● Saved data entries:
+---+

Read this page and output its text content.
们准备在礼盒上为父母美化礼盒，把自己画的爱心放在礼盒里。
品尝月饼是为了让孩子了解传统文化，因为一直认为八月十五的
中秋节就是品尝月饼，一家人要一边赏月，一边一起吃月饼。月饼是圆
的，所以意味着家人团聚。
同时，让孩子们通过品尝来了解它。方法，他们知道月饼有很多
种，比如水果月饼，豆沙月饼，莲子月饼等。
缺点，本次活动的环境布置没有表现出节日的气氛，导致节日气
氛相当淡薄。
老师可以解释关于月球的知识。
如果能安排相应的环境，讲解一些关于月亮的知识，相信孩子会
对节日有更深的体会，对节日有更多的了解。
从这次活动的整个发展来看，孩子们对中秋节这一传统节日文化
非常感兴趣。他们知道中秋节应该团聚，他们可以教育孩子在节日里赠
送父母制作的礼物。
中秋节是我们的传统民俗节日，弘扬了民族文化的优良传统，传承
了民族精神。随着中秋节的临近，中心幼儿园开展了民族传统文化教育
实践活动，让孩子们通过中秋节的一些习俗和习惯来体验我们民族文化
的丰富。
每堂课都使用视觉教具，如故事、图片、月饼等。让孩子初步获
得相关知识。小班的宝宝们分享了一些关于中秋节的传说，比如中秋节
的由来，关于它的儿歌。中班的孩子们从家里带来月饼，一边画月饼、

+---+

Your task is to give the records above again, exactly.

Read this page and output its text content.
们准备在礼盒上为父母美化礼盒，把自己画的爱心放在礼盒里。
品尝月饼是为了让孩子了解传统文化，因为一直认为八月十五的
中秋节就是品尝月饼，一家人要一边赏月，一边一起吃月饼。月饼是圆
的，所以意味着家人团聚。
同时，让孩子们通过品尝来了解它。方法，他们知道月饼有很多
种，比如水果月饼，豆沙月饼，莲子月饼等。
缺点，本次活动的环境布置没有表现出节日的气氛，导致节日气
氛相当淡薄。
老师可以解释关于月球的知识。
如果能安排相应的环境，讲解一些关于月亮的知识，相信孩子会
对节日有更深的体会，对节日有更多的了解。
从这次活动的整个发展来看，孩子们对中秋节这一传统节日文化
非常感兴趣。他们知道中秋节应该团聚，他们可以教育孩子在节日里赠
送父母制作的礼物。
中秋节是我们的传统民俗节日，弘扬了民族文化的优良传统，传承
了民族精神。随着中秋节的临近，中心幼儿园开展了民族传统文化教育
实践活动，让孩子们通过中秋节的一些习俗和习惯来体验我们民族文化
的丰富。
每堂课都使用视觉教具，如故事、图片、月饼等。让孩子初步获
得相关知识。小班的宝宝们分享了一些关于中秋节的传说，比如中秋节
的由来，关于它的儿歌。中班的孩子们从家里带来月饼，一边画月饼、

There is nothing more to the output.